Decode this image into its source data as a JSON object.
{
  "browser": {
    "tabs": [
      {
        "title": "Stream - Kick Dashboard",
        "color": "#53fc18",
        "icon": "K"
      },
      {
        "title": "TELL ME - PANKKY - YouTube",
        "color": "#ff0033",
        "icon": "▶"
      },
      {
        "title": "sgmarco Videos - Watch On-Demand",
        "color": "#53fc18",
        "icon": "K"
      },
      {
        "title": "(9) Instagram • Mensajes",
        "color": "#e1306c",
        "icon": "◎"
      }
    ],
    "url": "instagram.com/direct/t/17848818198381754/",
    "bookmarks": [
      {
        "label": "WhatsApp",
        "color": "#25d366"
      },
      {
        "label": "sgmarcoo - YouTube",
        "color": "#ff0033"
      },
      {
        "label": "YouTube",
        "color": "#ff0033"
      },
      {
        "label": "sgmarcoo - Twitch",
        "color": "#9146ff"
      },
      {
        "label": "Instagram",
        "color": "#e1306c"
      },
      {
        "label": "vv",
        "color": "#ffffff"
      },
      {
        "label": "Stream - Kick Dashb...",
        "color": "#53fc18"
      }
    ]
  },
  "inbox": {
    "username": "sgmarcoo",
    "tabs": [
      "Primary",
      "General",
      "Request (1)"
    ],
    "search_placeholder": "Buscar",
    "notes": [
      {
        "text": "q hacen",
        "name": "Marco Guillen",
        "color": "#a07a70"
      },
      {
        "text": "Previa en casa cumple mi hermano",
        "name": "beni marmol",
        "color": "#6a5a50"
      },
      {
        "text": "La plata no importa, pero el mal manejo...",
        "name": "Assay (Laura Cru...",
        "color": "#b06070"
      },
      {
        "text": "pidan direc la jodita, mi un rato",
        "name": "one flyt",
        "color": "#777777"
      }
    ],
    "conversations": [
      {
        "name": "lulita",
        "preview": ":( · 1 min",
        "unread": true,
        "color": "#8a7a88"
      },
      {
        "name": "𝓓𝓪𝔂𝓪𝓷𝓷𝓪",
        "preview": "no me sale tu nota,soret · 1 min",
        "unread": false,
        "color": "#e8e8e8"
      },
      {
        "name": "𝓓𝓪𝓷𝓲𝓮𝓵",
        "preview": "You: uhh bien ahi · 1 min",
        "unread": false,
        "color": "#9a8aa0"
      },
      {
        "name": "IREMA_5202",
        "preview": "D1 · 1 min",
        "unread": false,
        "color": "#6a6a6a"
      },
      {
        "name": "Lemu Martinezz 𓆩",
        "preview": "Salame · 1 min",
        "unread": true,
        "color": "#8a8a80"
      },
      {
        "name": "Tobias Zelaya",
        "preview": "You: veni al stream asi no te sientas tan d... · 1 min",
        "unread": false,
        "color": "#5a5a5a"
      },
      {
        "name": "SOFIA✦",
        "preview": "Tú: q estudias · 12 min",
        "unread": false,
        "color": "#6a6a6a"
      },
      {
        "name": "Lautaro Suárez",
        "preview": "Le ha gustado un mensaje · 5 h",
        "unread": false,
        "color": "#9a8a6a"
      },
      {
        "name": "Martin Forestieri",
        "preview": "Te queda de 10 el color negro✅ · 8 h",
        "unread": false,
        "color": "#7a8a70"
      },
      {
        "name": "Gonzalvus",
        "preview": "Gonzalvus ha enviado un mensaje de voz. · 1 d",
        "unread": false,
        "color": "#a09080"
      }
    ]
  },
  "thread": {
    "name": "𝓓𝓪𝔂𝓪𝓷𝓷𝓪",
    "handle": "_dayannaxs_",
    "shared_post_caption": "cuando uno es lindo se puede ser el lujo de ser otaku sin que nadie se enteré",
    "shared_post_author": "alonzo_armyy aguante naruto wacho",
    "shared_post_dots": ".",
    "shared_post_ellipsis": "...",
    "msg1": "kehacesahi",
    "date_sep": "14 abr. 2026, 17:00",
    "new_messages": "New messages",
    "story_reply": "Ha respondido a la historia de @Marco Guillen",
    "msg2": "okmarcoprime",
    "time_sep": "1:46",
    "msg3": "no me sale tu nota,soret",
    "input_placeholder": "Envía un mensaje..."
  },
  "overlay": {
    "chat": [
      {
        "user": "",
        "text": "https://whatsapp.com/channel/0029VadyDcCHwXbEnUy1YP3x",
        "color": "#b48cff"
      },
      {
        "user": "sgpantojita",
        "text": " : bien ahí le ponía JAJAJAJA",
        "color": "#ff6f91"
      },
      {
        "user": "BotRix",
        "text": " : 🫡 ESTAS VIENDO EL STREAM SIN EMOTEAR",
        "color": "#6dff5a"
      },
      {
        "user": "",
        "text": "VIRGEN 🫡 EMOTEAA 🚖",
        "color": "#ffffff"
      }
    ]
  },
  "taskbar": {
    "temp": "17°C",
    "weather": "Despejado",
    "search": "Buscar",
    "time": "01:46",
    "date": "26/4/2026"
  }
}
______
> What is being asked: Search the entries for the word "YouTube" and pick out every line that holds it.

> Answer below:
        "title": "TELL ME - PANKKY - YouTube",
        "label": "sgmarcoo - YouTube",
        "label": "YouTube",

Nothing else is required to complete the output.